(Set exercise)
Don't copy the pictures; return every other part of the records exactly.

Source data
•••••

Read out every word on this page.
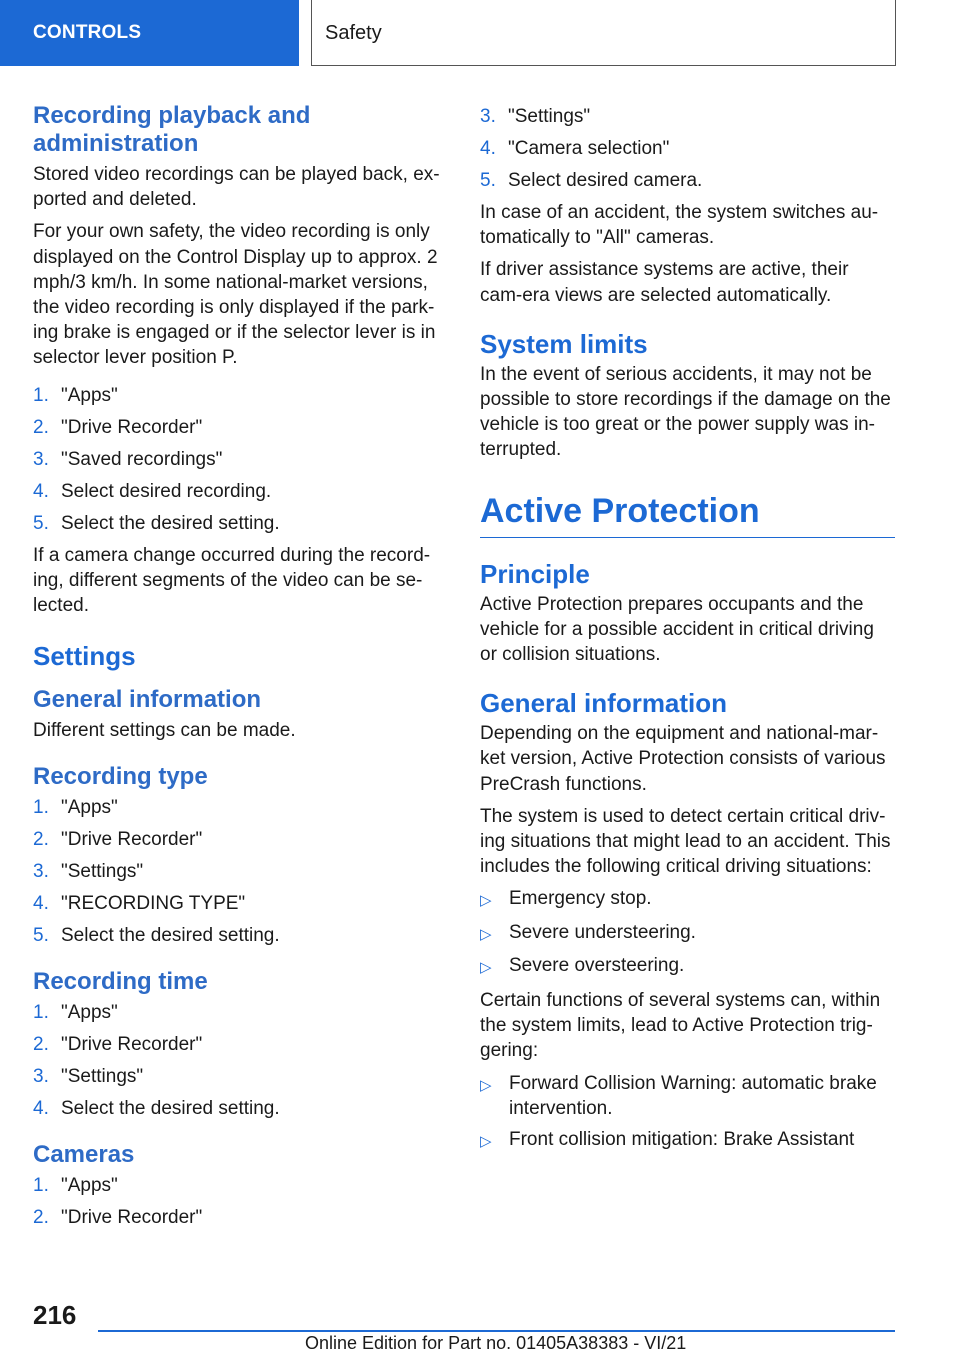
CONTROLS	Safety
Recording playback and administration

Stored video recordings can be played back, ex-ported and deleted.

For your own safety, the video recording is only displayed on the Control Display up to approx. 2 mph/3 km/h. In some national-market versions, the video recording is only displayed if the park-ing brake is engaged or if the selector lever is in selector lever position P.

1. "Apps"
2. "Drive Recorder"
3. "Saved recordings"
4. Select desired recording.
5. Select the desired setting.

If a camera change occurred during the record-ing, different segments of the video can be se-lected.

Settings
General information

Different settings can be made.

Recording type
1. "Apps"
2. "Drive Recorder"
3. "Settings"
4. "RECORDING TYPE"
5. Select the desired setting.
Recording time
1. "Apps"
2. "Drive Recorder"
3. "Settings"
4. Select the desired setting.
Cameras
1. "Apps"
2. "Drive Recorder"
3. "Settings"
4. "Camera selection"
5. Select desired camera.

In case of an accident, the system switches au-tomatically to "All" cameras.

If driver assistance systems are active, their cam-era views are selected automatically.

System limits

In the event of serious accidents, it may not be possible to store recordings if the damage on the vehicle is too great or the power supply was in-terrupted.

Active Protection
Principle

Active Protection prepares occupants and the vehicle for a possible accident in critical driving or collision situations.

General information

Depending on the equipment and national-mar-ket version, Active Protection consists of various PreCrash functions.

The system is used to detect certain critical driv-ing situations that might lead to an accident. This includes the following critical driving situations:

▷ Emergency stop.
▷ Severe understeering.
▷ Severe oversteering.

Certain functions of several systems can, within the system limits, lead to Active Protection trig-gering:

▷ Forward Collision Warning: automatic brake intervention.
▷ Front collision mitigation: Brake Assistant
216
Online Edition for Part no. 01405A38383 - VI/21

•••••

(Solution below)
Read out every word on this page.
CONTROLS	Safety
Recording playback and administration

Stored video recordings can be played back, ex-ported and deleted.

For your own safety, the video recording is only displayed on the Control Display up to approx. 2 mph/3 km/h. In some national-market versions, the video recording is only displayed if the park-ing brake is engaged or if the selector lever is in selector lever position P.

1. "Apps"
2. "Drive Recorder"
3. "Saved recordings"
4. Select desired recording.
5. Select the desired setting.

If a camera change occurred during the record-ing, different segments of the video can be se-lected.

Settings
General information

Different settings can be made.

Recording type
1. "Apps"
2. "Drive Recorder"
3. "Settings"
4. "RECORDING TYPE"
5. Select the desired setting.
Recording time
1. "Apps"
2. "Drive Recorder"
3. "Settings"
4. Select the desired setting.
Cameras
1. "Apps"
2. "Drive Recorder"
3. "Settings"
4. "Camera selection"
5. Select desired camera.

In case of an accident, the system switches au-tomatically to "All" cameras.

If driver assistance systems are active, their cam-era views are selected automatically.

System limits

In the event of serious accidents, it may not be possible to store recordings if the damage on the vehicle is too great or the power supply was in-terrupted.

Active Protection
Principle

Active Protection prepares occupants and the vehicle for a possible accident in critical driving or collision situations.

General information

Depending on the equipment and national-mar-ket version, Active Protection consists of various PreCrash functions.

The system is used to detect certain critical driv-ing situations that might lead to an accident. This includes the following critical driving situations:

▷ Emergency stop.
▷ Severe understeering.
▷ Severe oversteering.

Certain functions of several systems can, within the system limits, lead to Active Protection trig-gering:

▷ Forward Collision Warning: automatic brake intervention.
▷ Front collision mitigation: Brake Assistant
216
Online Edition for Part no. 01405A38383 - VI/21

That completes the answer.